• Polecenie do wykonania: Przepisz z artykułu o śledztwie w Mławie wszystko od „2025-02-04 16:29:41(ost. akt: 2025-02-04” aż do „zmarł następnego dnia.”, zamieniając „drobiu” na „kur”.

Mława: Śledztwo ws. śmierci mężczyzny po gazowaniu drobiu

2025-02-04 16:29:41(ost. akt: 2025-02-04 16:38:41)
Zdjęcie jest ilustracją do tekstu

Zdjęcie jest ilustracją do tekstu

Autor zdjęcia: PAP/Wojciech Pacewicz

Prokuratura w Mławie wszczęła śledztwo w sprawie śmierci 41-latka, którego nieprzytomnego znaleziono w jednym z pomieszczeń gospodarstwa rolnego na terenie powiatu żuromińskiego po przeprowadzonym tam gazowaniu drobiu w ramach przeciwdziałania ptasiej grypie. Mężczyzna zmarł w szpitalu.
Nieprzytomnego 41-latka znaleziono 29 stycznia w jednym z pomieszczeń gospodarskich na fermie w powiecie żuromińskim, gdzie w związku wirusem ptasiej grypy wcześniej gazowanie drobiu z użyciem dwutlenku węgla prowadziła wyspecjalizowana firma. Po przewiezieniu do szpitala w Sierpcu mężczyzna zmarł następnego dnia.

• Przekazane dane:
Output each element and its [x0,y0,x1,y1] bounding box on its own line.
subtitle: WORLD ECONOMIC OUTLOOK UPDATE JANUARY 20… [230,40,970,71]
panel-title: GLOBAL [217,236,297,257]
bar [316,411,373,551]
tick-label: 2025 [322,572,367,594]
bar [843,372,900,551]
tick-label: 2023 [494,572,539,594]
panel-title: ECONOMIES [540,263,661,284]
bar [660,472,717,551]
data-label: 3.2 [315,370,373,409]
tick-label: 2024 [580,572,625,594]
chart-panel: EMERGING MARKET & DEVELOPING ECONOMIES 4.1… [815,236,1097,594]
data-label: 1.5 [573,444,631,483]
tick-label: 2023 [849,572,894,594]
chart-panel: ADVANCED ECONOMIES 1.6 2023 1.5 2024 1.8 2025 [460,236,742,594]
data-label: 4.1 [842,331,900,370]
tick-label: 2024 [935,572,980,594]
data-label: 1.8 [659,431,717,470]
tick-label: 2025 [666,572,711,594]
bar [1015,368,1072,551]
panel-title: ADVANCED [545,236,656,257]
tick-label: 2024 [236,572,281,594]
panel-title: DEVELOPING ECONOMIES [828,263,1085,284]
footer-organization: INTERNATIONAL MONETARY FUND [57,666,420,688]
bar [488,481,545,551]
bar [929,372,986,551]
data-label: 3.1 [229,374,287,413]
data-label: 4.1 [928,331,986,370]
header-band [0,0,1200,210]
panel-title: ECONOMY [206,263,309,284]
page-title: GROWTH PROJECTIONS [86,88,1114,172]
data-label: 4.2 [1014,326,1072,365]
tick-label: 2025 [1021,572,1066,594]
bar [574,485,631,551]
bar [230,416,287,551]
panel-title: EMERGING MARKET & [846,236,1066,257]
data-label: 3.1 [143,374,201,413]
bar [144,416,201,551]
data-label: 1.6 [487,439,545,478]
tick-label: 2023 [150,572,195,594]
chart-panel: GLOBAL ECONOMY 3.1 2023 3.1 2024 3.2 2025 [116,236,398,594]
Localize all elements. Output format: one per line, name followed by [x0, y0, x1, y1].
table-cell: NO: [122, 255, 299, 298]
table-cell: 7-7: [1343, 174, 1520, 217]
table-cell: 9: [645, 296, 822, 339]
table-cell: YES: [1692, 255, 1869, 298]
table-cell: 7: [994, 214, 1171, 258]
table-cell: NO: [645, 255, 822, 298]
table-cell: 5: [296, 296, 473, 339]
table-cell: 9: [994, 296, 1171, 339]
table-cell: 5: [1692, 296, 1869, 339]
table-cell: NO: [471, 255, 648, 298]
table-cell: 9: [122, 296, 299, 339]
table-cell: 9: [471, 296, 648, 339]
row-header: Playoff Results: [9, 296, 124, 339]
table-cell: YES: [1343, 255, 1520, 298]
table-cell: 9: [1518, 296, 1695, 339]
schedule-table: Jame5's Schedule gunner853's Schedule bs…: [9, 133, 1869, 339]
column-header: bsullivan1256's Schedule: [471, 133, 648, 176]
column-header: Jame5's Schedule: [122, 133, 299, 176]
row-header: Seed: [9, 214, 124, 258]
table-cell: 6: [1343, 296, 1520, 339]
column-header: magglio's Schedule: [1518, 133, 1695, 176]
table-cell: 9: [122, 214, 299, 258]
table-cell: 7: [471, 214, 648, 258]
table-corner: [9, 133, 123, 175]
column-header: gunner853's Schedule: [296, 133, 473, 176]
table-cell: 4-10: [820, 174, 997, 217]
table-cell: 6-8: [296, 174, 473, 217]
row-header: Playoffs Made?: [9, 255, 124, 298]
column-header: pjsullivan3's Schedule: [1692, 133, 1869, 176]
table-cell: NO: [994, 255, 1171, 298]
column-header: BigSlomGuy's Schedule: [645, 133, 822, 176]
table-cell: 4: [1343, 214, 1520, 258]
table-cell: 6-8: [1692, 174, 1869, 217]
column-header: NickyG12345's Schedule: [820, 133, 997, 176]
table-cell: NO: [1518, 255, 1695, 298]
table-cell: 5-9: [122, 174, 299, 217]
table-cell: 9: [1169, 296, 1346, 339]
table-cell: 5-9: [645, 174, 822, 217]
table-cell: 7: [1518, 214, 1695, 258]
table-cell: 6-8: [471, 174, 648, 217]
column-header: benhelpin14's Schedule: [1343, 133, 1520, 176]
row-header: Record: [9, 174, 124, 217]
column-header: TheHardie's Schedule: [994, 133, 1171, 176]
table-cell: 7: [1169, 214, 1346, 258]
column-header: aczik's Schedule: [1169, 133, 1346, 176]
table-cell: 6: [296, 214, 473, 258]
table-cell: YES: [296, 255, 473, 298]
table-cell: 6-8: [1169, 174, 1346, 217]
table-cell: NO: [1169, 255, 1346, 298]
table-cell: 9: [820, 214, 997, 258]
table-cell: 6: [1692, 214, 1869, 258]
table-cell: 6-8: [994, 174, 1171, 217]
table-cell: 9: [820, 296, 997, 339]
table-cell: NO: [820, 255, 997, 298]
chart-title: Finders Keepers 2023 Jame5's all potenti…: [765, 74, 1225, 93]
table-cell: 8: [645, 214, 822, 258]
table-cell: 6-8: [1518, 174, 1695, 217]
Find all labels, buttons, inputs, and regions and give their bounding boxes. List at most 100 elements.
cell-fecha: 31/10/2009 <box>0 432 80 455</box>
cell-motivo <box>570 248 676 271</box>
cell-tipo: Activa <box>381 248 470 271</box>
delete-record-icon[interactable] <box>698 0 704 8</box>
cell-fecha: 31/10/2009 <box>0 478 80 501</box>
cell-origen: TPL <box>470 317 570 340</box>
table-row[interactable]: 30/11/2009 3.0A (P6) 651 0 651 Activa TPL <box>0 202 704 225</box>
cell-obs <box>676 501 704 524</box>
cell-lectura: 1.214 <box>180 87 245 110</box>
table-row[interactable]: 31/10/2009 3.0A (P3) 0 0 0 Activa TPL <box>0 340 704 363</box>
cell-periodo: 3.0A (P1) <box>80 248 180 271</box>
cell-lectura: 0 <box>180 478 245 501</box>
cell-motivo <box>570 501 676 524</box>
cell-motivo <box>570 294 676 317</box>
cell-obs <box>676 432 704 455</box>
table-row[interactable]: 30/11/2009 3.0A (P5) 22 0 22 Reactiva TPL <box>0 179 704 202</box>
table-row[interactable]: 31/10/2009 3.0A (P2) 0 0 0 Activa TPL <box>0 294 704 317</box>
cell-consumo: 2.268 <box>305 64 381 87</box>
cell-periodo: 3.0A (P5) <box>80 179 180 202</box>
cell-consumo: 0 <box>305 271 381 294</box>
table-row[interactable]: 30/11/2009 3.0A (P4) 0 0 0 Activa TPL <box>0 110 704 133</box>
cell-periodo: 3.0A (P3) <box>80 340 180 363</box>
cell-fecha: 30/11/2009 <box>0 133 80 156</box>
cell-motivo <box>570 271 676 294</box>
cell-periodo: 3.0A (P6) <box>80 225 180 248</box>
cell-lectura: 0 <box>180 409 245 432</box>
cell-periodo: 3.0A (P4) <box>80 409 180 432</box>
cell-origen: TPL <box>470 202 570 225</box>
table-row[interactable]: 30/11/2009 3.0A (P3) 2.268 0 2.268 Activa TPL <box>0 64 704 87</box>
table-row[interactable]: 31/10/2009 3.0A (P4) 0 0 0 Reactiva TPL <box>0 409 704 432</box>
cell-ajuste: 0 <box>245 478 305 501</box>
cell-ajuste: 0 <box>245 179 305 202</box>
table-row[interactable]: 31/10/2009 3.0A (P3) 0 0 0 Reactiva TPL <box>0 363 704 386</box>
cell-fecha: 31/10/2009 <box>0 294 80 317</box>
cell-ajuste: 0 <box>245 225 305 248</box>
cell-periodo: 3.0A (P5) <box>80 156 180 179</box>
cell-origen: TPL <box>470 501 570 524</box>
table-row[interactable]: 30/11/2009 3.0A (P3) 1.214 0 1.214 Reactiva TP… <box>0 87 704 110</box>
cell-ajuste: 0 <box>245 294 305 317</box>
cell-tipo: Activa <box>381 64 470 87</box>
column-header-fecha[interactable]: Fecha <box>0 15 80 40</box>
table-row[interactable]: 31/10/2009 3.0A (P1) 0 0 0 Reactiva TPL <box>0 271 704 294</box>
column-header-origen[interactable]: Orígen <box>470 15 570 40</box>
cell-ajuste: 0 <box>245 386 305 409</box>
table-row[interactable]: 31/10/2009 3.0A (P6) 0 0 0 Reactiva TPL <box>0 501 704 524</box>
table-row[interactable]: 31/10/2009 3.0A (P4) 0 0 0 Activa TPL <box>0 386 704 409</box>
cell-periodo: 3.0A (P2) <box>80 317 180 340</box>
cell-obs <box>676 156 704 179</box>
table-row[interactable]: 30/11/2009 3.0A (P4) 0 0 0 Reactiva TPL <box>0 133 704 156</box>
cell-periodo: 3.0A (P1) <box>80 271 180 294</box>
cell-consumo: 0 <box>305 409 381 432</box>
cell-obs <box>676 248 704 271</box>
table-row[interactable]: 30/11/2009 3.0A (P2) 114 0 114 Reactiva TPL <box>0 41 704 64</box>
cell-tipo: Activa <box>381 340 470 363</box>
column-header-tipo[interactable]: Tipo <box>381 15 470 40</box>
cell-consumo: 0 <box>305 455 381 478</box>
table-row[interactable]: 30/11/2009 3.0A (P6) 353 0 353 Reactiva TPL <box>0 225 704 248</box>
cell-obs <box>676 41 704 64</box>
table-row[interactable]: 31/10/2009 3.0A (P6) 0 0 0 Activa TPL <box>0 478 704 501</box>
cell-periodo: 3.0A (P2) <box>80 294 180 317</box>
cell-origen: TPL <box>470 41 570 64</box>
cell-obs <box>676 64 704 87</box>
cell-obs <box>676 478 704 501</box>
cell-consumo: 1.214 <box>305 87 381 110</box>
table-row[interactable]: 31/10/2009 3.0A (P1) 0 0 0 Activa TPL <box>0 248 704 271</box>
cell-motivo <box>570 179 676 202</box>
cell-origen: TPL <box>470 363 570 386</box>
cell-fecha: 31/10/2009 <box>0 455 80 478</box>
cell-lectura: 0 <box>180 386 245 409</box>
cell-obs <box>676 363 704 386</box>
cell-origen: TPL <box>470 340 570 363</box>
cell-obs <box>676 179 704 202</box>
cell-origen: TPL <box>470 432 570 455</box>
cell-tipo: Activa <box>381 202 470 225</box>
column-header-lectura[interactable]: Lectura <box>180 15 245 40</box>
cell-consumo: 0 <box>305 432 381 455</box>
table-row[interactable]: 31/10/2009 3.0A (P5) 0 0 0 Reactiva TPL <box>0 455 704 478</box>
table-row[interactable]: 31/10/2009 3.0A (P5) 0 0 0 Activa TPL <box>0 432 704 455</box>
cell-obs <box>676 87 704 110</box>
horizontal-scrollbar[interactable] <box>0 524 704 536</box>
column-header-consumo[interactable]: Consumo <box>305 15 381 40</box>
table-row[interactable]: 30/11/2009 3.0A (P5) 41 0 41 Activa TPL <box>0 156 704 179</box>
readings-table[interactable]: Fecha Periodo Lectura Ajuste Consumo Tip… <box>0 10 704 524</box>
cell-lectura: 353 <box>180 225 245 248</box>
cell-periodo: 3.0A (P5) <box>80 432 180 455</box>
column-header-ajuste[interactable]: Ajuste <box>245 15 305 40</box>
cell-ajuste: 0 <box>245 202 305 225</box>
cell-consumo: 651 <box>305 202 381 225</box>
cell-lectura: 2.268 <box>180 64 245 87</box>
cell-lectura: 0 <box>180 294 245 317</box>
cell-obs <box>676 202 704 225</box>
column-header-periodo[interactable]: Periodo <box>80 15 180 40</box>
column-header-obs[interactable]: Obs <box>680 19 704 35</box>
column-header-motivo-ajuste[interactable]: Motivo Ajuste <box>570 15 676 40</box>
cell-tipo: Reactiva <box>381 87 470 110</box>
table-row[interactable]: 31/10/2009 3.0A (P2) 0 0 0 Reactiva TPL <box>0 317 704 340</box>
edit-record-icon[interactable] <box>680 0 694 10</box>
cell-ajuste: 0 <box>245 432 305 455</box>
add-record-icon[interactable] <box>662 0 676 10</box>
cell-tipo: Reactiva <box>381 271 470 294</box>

• Rozwiązanie zadania:
2025-02-04 16:29:41(ost. akt: 2025-02-04 16:38:41)
Zdjęcie jest ilustracją do tekstu

Zdjęcie jest ilustracją do tekstu

Autor zdjęcia: PAP/Wojciech Pacewicz

Prokuratura w Mławie wszczęła śledztwo w sprawie śmierci 41-latka, którego nieprzytomnego znaleziono w jednym z pomieszczeń gospodarstwa rolnego na terenie powiatu żuromińskiego po przeprowadzonym tam gazowaniu kur w ramach przeciwdziałania ptasiej grypie. Mężczyzna zmarł w szpitalu.
Nieprzytomnego 41-latka znaleziono 29 stycznia w jednym z pomieszczeń gospodarskich na fermie w powiecie żuromińskim, gdzie w związku wirusem ptasiej grypy wcześniej gazowanie kur z użyciem dwutlenku węgla prowadziła wyspecjalizowana firma. Po przewiezieniu do szpitala w Sierpcu mężczyzna zmarł następnego dnia.